▶ [Task to carry out]
From the listing below, count the lines where the string "name" occurs. Give the number, with no other words.

[START]

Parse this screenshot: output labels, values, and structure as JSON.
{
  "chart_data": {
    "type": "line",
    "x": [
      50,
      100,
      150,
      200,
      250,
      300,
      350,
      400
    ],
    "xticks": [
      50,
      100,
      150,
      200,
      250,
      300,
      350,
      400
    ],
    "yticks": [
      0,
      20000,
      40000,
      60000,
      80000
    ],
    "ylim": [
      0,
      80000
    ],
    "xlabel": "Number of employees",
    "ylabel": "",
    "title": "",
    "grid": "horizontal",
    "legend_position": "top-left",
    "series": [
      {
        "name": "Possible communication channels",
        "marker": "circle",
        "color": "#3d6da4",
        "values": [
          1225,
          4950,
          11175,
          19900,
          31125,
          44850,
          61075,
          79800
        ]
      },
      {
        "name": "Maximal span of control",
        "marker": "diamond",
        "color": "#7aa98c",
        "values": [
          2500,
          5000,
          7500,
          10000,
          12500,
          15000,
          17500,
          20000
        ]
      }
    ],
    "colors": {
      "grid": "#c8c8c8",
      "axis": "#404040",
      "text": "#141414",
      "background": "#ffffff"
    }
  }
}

[END]
[START]

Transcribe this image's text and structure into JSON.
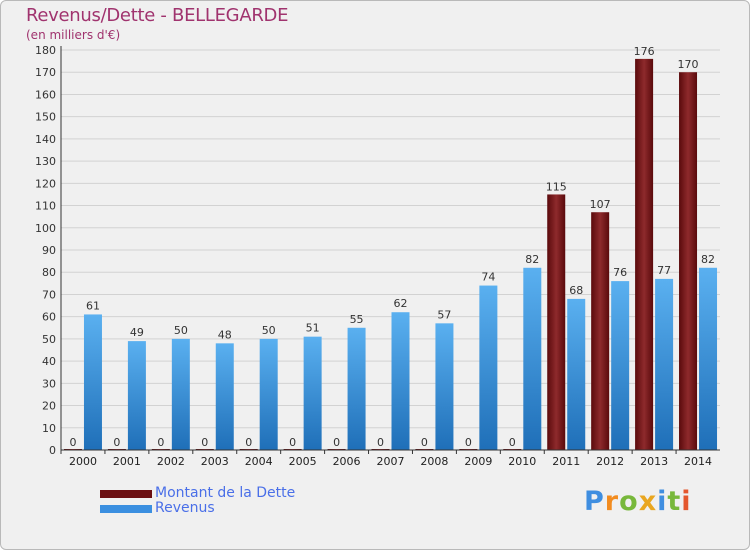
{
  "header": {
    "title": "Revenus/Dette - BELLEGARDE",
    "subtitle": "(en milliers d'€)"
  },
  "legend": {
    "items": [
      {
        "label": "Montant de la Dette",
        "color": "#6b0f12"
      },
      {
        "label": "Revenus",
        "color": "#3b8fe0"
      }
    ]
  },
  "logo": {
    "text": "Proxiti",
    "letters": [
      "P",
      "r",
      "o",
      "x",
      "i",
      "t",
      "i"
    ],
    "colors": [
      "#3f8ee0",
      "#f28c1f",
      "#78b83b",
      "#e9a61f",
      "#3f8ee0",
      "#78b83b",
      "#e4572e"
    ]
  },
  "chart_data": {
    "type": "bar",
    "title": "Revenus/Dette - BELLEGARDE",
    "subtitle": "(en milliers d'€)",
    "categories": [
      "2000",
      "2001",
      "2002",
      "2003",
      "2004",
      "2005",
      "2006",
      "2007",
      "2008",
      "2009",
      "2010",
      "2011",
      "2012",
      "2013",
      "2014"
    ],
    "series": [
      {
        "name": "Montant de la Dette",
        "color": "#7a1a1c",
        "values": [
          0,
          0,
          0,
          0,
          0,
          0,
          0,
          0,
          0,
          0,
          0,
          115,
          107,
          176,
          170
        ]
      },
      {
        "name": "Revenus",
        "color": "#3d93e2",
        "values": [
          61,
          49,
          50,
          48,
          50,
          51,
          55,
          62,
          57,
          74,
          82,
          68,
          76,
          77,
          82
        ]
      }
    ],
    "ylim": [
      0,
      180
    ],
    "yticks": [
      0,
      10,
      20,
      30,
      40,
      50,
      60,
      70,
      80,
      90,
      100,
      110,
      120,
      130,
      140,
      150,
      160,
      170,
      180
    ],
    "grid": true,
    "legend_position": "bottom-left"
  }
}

[END]
[START]

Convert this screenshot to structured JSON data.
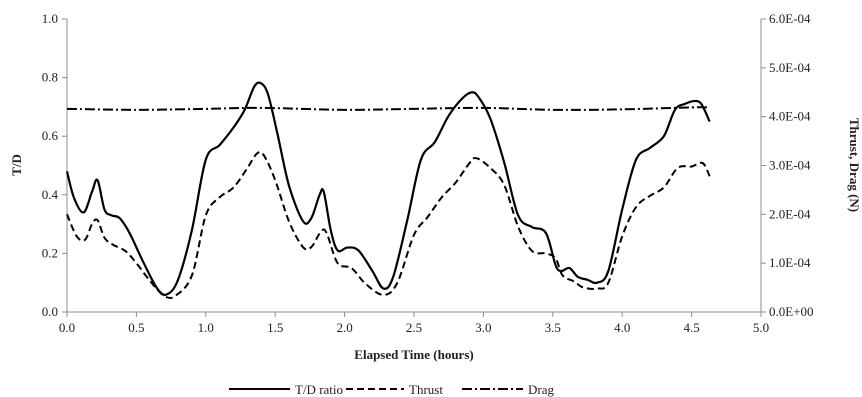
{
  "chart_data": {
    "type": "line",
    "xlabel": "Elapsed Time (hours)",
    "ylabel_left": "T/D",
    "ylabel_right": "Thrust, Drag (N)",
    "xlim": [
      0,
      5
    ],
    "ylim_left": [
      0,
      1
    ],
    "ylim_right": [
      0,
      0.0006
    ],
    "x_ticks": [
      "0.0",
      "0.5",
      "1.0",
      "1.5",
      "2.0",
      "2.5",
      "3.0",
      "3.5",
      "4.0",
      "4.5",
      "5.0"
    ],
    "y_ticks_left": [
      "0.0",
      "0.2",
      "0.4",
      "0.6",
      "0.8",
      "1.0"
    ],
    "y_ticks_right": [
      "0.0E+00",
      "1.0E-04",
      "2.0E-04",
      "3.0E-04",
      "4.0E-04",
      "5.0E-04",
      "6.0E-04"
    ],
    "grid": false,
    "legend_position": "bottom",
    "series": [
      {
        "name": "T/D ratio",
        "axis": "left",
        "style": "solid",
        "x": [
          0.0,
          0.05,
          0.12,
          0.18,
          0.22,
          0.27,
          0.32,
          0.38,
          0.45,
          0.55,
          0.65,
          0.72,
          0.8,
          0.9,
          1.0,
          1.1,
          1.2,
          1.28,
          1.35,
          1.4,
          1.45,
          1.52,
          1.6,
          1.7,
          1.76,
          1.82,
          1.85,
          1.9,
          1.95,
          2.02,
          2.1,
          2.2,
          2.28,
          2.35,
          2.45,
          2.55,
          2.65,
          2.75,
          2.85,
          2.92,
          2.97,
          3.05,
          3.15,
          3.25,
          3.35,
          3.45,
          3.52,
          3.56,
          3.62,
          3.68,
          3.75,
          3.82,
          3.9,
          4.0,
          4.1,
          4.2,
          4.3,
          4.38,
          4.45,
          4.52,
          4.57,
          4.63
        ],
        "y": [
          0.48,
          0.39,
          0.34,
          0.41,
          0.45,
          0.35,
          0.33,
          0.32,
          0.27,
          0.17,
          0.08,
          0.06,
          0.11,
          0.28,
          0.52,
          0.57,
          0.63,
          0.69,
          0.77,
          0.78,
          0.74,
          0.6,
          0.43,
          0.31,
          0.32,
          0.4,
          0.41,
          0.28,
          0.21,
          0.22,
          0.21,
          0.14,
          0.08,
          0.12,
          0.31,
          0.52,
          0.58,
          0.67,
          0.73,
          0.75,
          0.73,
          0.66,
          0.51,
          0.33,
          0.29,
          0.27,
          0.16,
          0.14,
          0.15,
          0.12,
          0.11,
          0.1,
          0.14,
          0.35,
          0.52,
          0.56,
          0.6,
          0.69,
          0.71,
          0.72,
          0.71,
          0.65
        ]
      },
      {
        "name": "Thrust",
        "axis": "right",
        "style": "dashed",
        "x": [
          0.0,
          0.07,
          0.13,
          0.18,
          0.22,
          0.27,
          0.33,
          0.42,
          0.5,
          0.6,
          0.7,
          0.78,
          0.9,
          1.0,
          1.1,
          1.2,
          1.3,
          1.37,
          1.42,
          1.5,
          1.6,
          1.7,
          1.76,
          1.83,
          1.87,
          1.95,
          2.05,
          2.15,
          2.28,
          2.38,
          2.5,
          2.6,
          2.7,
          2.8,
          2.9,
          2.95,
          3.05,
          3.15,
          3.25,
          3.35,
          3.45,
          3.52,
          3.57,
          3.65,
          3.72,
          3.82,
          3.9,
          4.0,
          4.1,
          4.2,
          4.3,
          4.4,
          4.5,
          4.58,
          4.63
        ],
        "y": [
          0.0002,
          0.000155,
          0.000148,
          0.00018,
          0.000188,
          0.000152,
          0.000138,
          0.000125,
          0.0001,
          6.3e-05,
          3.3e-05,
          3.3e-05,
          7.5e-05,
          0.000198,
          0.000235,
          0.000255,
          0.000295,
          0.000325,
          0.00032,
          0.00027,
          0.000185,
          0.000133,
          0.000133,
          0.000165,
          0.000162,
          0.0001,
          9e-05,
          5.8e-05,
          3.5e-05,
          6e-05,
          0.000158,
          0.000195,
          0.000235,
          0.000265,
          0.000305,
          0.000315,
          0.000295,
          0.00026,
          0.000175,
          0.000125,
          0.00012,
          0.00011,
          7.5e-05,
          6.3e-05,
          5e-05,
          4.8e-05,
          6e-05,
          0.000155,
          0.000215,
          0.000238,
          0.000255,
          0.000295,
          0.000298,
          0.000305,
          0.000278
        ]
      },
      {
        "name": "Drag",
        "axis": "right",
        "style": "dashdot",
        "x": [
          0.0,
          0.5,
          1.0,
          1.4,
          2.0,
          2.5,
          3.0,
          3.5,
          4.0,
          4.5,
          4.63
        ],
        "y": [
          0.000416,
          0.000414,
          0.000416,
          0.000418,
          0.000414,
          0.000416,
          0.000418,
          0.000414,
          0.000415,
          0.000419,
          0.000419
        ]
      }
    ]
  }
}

[END]

▶ [Answer to the task]
7